▸ Exercise prompt:
Copy all the material below, exactly as it stands.

▸ Records supplied:
..........
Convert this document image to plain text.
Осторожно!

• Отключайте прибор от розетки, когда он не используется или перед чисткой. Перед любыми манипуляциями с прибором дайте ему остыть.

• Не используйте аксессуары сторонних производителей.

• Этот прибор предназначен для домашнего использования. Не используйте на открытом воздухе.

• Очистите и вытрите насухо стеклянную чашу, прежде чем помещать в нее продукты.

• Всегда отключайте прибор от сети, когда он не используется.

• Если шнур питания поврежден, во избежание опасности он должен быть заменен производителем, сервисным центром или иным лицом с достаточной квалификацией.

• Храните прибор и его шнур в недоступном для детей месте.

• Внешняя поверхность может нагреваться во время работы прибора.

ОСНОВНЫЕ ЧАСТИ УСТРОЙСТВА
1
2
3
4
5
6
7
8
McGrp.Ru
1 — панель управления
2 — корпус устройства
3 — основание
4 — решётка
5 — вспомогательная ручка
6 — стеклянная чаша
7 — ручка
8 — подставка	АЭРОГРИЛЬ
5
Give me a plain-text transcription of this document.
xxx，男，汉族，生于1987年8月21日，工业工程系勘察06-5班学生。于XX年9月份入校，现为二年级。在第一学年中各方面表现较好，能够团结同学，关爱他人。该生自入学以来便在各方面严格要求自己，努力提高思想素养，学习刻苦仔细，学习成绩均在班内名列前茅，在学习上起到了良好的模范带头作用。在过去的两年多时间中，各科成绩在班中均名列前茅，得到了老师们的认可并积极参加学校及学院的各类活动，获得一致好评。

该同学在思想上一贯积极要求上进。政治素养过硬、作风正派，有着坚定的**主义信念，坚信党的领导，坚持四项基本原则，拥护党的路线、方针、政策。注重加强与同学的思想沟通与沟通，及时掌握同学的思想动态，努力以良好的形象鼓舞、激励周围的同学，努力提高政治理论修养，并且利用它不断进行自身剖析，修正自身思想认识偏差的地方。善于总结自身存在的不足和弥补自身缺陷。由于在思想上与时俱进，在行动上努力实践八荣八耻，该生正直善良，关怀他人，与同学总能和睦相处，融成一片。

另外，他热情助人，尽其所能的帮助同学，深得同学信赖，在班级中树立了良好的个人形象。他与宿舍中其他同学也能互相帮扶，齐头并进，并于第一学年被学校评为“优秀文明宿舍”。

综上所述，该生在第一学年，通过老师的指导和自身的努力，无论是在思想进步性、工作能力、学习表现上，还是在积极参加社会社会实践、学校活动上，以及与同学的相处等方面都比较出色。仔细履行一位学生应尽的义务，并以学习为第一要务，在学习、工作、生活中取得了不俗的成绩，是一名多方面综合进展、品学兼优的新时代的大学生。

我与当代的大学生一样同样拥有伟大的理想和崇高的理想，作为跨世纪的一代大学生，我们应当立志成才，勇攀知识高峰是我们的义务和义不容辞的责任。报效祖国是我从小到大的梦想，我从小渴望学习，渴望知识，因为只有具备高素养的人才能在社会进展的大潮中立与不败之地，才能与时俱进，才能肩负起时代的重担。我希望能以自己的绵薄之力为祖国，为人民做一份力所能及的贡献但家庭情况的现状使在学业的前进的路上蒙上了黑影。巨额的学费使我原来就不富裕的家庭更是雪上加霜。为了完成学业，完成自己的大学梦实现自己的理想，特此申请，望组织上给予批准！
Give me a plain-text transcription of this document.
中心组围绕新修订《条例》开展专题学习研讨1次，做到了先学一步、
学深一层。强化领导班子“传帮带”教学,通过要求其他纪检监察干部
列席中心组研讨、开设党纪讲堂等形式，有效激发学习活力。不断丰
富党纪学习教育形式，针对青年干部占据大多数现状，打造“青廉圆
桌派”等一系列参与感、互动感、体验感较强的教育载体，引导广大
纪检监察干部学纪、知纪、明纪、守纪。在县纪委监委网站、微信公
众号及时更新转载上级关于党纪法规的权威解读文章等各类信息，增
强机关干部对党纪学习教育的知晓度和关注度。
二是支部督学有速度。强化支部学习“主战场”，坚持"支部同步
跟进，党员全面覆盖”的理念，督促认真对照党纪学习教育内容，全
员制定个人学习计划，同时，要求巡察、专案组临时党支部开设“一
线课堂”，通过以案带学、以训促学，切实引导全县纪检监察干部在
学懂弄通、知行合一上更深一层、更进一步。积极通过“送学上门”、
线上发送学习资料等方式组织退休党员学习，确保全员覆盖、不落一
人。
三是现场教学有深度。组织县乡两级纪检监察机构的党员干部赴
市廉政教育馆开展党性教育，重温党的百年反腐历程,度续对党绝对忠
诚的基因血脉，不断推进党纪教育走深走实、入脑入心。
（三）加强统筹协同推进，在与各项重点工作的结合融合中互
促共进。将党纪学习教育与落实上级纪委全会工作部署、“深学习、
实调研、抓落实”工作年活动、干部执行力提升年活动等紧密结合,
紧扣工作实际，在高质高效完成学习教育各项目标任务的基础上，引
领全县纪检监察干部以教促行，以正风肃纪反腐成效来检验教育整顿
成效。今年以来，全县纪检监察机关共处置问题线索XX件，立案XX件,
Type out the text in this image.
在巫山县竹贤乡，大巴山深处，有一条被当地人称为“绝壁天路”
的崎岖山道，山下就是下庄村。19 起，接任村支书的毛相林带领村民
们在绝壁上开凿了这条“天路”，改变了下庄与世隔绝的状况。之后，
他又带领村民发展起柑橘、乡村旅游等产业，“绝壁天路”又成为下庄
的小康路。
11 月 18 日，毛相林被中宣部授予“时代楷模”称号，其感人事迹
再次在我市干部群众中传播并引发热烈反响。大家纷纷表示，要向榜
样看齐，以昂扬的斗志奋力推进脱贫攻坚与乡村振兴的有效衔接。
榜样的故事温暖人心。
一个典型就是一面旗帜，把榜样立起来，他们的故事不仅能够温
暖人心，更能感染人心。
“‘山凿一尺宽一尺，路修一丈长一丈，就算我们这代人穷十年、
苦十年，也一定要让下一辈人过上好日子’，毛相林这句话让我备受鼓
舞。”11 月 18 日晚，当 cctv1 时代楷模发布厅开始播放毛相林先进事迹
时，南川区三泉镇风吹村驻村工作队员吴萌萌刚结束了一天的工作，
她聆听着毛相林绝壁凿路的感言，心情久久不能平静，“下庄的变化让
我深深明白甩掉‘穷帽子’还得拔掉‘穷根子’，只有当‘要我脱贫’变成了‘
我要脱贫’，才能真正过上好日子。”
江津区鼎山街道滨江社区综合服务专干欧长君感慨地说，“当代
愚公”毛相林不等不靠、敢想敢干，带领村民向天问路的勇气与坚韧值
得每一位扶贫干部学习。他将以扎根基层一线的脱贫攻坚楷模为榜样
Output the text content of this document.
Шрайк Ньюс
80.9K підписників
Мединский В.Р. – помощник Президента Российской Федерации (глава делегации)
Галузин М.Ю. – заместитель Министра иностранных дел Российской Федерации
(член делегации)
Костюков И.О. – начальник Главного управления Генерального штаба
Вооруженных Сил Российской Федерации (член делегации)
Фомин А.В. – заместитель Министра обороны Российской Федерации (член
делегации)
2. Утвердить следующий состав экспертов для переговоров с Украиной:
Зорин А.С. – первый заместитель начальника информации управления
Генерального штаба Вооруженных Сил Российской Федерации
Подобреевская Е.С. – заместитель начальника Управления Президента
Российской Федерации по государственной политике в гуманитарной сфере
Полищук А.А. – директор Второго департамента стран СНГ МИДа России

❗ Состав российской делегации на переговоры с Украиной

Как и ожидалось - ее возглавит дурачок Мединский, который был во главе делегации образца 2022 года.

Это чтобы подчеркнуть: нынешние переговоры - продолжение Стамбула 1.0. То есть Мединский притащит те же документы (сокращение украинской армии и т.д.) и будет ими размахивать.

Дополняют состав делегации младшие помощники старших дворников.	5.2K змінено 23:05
..........
▸ Written reply:
Convert this document image to plain text.
Осторожно!

• Отключайте прибор от розетки, когда он не используется или перед чисткой. Перед любыми манипуляциями с прибором дайте ему остыть.

• Не используйте аксессуары сторонних производителей.

• Этот прибор предназначен для домашнего использования. Не используйте на открытом воздухе.

• Очистите и вытрите насухо стеклянную чашу, прежде чем помещать в нее продукты.

• Всегда отключайте прибор от сети, когда он не используется.

• Если шнур питания поврежден, во избежание опасности он должен быть заменен производителем, сервисным центром или иным лицом с достаточной квалификацией.

• Храните прибор и его шнур в недоступном для детей месте.

• Внешняя поверхность может нагреваться во время работы прибора.

ОСНОВНЫЕ ЧАСТИ УСТРОЙСТВА
1
2
3
4
5
6
7
8
McGrp.Ru
1 — панель управления
2 — корпус устройства
3 — основание
4 — решётка
5 — вспомогательная ручка
6 — стеклянная чаша
7 — ручка
8 — подставка	АЭРОГРИЛЬ
5
Give me a plain-text transcription of this document.
xxx，男，汉族，生于1987年8月21日，工业工程系勘察06-5班学生。于XX年9月份入校，现为二年级。在第一学年中各方面表现较好，能够团结同学，关爱他人。该生自入学以来便在各方面严格要求自己，努力提高思想素养，学习刻苦仔细，学习成绩均在班内名列前茅，在学习上起到了良好的模范带头作用。在过去的两年多时间中，各科成绩在班中均名列前茅，得到了老师们的认可并积极参加学校及学院的各类活动，获得一致好评。

该同学在思想上一贯积极要求上进。政治素养过硬、作风正派，有着坚定的**主义信念，坚信党的领导，坚持四项基本原则，拥护党的路线、方针、政策。注重加强与同学的思想沟通与沟通，及时掌握同学的思想动态，努力以良好的形象鼓舞、激励周围的同学，努力提高政治理论修养，并且利用它不断进行自身剖析，修正自身思想认识偏差的地方。善于总结自身存在的不足和弥补自身缺陷。由于在思想上与时俱进，在行动上努力实践八荣八耻，该生正直善良，关怀他人，与同学总能和睦相处，融成一片。

另外，他热情助人，尽其所能的帮助同学，深得同学信赖，在班级中树立了良好的个人形象。他与宿舍中其他同学也能互相帮扶，齐头并进，并于第一学年被学校评为“优秀文明宿舍”。

综上所述，该生在第一学年，通过老师的指导和自身的努力，无论是在思想进步性、工作能力、学习表现上，还是在积极参加社会社会实践、学校活动上，以及与同学的相处等方面都比较出色。仔细履行一位学生应尽的义务，并以学习为第一要务，在学习、工作、生活中取得了不俗的成绩，是一名多方面综合进展、品学兼优的新时代的大学生。

我与当代的大学生一样同样拥有伟大的理想和崇高的理想，作为跨世纪的一代大学生，我们应当立志成才，勇攀知识高峰是我们的义务和义不容辞的责任。报效祖国是我从小到大的梦想，我从小渴望学习，渴望知识，因为只有具备高素养的人才能在社会进展的大潮中立与不败之地，才能与时俱进，才能肩负起时代的重担。我希望能以自己的绵薄之力为祖国，为人民做一份力所能及的贡献但家庭情况的现状使在学业的前进的路上蒙上了黑影。巨额的学费使我原来就不富裕的家庭更是雪上加霜。为了完成学业，完成自己的大学梦实现自己的理想，特此申请，望组织上给予批准！
Give me a plain-text transcription of this document.
中心组围绕新修订《条例》开展专题学习研讨1次，做到了先学一步、
学深一层。强化领导班子“传帮带”教学,通过要求其他纪检监察干部
列席中心组研讨、开设党纪讲堂等形式，有效激发学习活力。不断丰
富党纪学习教育形式，针对青年干部占据大多数现状，打造“青廉圆
桌派”等一系列参与感、互动感、体验感较强的教育载体，引导广大
纪检监察干部学纪、知纪、明纪、守纪。在县纪委监委网站、微信公
众号及时更新转载上级关于党纪法规的权威解读文章等各类信息，增
强机关干部对党纪学习教育的知晓度和关注度。
二是支部督学有速度。强化支部学习“主战场”，坚持"支部同步
跟进，党员全面覆盖”的理念，督促认真对照党纪学习教育内容，全
员制定个人学习计划，同时，要求巡察、专案组临时党支部开设“一
线课堂”，通过以案带学、以训促学，切实引导全县纪检监察干部在
学懂弄通、知行合一上更深一层、更进一步。积极通过“送学上门”、
线上发送学习资料等方式组织退休党员学习，确保全员覆盖、不落一
人。
三是现场教学有深度。组织县乡两级纪检监察机构的党员干部赴
市廉政教育馆开展党性教育，重温党的百年反腐历程,度续对党绝对忠
诚的基因血脉，不断推进党纪教育走深走实、入脑入心。
（三）加强统筹协同推进，在与各项重点工作的结合融合中互
促共进。将党纪学习教育与落实上级纪委全会工作部署、“深学习、
实调研、抓落实”工作年活动、干部执行力提升年活动等紧密结合,
紧扣工作实际，在高质高效完成学习教育各项目标任务的基础上，引
领全县纪检监察干部以教促行，以正风肃纪反腐成效来检验教育整顿
成效。今年以来，全县纪检监察机关共处置问题线索XX件，立案XX件,
Type out the text in this image.
在巫山县竹贤乡，大巴山深处，有一条被当地人称为“绝壁天路”
的崎岖山道，山下就是下庄村。19 起，接任村支书的毛相林带领村民
们在绝壁上开凿了这条“天路”，改变了下庄与世隔绝的状况。之后，
他又带领村民发展起柑橘、乡村旅游等产业，“绝壁天路”又成为下庄
的小康路。
11 月 18 日，毛相林被中宣部授予“时代楷模”称号，其感人事迹
再次在我市干部群众中传播并引发热烈反响。大家纷纷表示，要向榜
样看齐，以昂扬的斗志奋力推进脱贫攻坚与乡村振兴的有效衔接。
榜样的故事温暖人心。
一个典型就是一面旗帜，把榜样立起来，他们的故事不仅能够温
暖人心，更能感染人心。
“‘山凿一尺宽一尺，路修一丈长一丈，就算我们这代人穷十年、
苦十年，也一定要让下一辈人过上好日子’，毛相林这句话让我备受鼓
舞。”11 月 18 日晚，当 cctv1 时代楷模发布厅开始播放毛相林先进事迹
时，南川区三泉镇风吹村驻村工作队员吴萌萌刚结束了一天的工作，
她聆听着毛相林绝壁凿路的感言，心情久久不能平静，“下庄的变化让
我深深明白甩掉‘穷帽子’还得拔掉‘穷根子’，只有当‘要我脱贫’变成了‘
我要脱贫’，才能真正过上好日子。”
江津区鼎山街道滨江社区综合服务专干欧长君感慨地说，“当代
愚公”毛相林不等不靠、敢想敢干，带领村民向天问路的勇气与坚韧值
得每一位扶贫干部学习。他将以扎根基层一线的脱贫攻坚楷模为榜样
Output the text content of this document.
Шрайк Ньюс
80.9K підписників
Мединский В.Р. – помощник Президента Российской Федерации (глава делегации)
Галузин М.Ю. – заместитель Министра иностранных дел Российской Федерации
(член делегации)
Костюков И.О. – начальник Главного управления Генерального штаба
Вооруженных Сил Российской Федерации (член делегации)
Фомин А.В. – заместитель Министра обороны Российской Федерации (член
делегации)
2. Утвердить следующий состав экспертов для переговоров с Украиной:
Зорин А.С. – первый заместитель начальника информации управления
Генерального штаба Вооруженных Сил Российской Федерации
Подобреевская Е.С. – заместитель начальника Управления Президента
Российской Федерации по государственной политике в гуманитарной сфере
Полищук А.А. – директор Второго департамента стран СНГ МИДа России

❗ Состав российской делегации на переговоры с Украиной

Как и ожидалось - ее возглавит дурачок Мединский, который был во главе делегации образца 2022 года.

Это чтобы подчеркнуть: нынешние переговоры - продолжение Стамбула 1.0. То есть Мединский притащит те же документы (сокращение украинской армии и т.д.) и будет ими размахивать.

Дополняют состав делегации младшие помощники старших дворников.	5.2K змінено 23:05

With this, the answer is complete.